Wherever the word "своего" appears in a line, copy that line.
-------- Recorded data
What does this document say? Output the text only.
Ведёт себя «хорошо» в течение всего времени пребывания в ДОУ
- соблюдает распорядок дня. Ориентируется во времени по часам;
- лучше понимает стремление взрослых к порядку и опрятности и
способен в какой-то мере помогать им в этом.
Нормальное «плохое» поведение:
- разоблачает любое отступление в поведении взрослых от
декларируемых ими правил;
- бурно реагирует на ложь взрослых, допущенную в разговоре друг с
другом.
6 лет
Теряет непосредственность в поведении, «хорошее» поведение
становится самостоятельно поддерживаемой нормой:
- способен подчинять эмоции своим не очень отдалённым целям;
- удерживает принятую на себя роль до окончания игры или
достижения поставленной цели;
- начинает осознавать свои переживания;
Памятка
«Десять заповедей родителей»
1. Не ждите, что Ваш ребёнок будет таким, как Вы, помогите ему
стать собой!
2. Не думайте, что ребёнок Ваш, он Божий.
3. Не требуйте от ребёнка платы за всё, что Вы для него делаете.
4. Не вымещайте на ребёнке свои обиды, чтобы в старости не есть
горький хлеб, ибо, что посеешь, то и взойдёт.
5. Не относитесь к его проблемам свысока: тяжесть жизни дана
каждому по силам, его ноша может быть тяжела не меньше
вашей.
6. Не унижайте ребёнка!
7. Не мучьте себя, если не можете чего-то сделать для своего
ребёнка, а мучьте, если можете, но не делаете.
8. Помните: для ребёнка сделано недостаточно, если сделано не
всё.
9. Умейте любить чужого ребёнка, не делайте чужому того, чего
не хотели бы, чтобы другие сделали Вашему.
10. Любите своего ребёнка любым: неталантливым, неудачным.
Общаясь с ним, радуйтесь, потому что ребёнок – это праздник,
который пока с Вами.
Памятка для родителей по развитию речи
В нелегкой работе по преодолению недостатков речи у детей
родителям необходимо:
----------------
Output for this exercise
7. Не мучьте себя, если не можете чего-то сделать для своего
10. Любите своего ребёнка любым: неталантливым, неудачным.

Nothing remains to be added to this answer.